**Set problem**
Give the number of lines that include the word "パフォーマンス", nothing more.

**Exercise materials**
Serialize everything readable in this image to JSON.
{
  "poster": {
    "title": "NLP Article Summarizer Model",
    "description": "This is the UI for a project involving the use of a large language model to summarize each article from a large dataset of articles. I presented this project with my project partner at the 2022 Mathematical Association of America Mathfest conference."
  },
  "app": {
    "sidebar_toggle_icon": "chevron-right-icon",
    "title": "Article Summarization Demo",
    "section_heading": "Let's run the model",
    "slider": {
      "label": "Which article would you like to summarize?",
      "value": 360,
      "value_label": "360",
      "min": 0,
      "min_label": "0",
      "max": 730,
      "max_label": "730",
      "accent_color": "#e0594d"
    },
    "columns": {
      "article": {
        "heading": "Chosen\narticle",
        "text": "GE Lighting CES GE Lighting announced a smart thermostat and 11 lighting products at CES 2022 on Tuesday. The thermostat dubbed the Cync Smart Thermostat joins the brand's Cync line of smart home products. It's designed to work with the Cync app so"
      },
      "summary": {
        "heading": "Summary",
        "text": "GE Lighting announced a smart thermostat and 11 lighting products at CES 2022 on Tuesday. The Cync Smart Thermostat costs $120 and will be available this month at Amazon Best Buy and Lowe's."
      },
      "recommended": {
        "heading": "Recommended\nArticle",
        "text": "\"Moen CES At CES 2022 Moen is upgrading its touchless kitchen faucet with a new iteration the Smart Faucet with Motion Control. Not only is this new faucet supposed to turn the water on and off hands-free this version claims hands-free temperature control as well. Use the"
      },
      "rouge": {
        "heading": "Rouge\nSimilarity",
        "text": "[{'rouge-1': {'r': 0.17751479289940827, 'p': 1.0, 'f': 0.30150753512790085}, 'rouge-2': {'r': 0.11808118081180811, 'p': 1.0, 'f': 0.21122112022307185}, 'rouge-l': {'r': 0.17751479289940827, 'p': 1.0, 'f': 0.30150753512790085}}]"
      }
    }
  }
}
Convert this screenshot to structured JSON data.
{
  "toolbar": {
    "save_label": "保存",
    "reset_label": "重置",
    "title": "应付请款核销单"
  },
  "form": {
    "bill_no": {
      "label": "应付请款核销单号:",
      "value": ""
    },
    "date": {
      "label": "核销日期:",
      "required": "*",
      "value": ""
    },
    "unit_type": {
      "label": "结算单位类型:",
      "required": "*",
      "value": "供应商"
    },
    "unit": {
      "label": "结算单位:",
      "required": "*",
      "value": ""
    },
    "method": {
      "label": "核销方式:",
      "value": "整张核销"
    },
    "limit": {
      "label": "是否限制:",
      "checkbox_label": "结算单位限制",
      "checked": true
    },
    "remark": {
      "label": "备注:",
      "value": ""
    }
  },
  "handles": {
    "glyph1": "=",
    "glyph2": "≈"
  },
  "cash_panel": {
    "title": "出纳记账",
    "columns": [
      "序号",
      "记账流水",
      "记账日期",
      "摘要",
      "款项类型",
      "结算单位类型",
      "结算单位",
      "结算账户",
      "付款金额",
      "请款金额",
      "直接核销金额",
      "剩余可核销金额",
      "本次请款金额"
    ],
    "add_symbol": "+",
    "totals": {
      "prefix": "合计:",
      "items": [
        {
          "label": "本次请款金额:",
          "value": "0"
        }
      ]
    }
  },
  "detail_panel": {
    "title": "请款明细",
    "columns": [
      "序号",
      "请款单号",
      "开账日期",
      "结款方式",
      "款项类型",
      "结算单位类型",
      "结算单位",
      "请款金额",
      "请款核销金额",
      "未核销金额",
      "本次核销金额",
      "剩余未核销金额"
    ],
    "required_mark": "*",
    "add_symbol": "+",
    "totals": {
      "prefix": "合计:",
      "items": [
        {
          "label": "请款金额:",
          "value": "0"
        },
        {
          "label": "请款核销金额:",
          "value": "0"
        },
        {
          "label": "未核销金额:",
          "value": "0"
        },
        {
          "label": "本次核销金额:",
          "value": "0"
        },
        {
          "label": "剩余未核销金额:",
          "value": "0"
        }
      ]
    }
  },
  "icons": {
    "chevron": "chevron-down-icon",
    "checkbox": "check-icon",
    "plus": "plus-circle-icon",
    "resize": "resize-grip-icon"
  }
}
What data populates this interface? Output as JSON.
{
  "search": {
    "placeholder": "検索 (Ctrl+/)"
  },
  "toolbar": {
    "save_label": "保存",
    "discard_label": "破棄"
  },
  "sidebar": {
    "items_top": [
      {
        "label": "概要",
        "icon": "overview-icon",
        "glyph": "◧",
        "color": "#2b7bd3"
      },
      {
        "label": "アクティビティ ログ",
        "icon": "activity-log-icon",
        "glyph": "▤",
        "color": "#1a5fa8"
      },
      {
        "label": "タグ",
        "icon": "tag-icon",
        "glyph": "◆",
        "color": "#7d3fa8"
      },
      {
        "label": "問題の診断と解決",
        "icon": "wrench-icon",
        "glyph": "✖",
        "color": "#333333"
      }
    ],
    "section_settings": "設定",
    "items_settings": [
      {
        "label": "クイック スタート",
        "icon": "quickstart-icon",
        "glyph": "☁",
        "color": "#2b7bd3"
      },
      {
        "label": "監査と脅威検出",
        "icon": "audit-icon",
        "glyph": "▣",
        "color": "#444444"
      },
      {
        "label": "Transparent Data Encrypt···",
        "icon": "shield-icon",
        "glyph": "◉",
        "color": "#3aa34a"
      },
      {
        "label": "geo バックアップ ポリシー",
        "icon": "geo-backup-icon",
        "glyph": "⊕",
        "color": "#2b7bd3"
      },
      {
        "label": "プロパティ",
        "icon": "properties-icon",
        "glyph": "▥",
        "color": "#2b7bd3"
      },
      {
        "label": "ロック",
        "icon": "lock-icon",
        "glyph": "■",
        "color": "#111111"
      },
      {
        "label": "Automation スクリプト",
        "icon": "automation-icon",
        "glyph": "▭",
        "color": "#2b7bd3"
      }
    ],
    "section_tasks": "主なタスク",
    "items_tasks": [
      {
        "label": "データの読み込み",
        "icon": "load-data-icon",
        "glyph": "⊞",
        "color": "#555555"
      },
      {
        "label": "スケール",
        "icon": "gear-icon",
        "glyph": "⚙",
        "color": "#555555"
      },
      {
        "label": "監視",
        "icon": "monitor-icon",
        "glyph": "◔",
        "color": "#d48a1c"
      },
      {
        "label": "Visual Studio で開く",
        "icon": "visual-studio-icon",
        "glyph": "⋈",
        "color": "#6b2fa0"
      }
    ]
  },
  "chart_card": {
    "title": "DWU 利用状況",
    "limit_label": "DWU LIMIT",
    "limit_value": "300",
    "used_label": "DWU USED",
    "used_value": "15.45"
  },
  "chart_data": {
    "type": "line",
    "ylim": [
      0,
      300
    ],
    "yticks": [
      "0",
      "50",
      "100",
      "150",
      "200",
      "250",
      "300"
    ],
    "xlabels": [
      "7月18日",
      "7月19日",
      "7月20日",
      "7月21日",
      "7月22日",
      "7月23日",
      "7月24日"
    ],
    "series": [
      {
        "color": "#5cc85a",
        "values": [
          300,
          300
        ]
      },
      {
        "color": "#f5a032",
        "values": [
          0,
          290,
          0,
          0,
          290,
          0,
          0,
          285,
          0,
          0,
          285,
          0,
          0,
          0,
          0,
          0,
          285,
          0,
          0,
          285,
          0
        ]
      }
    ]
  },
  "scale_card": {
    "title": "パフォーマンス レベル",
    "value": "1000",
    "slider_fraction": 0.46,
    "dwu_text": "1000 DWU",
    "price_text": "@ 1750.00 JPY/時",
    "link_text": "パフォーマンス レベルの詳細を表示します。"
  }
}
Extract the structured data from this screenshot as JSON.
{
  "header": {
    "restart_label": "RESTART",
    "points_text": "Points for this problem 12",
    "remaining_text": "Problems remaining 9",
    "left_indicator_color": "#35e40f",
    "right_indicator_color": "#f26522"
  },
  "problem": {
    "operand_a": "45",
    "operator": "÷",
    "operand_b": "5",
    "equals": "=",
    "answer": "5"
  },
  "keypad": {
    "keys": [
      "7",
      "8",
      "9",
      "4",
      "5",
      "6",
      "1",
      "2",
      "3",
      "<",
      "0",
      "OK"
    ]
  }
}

**Full response**
2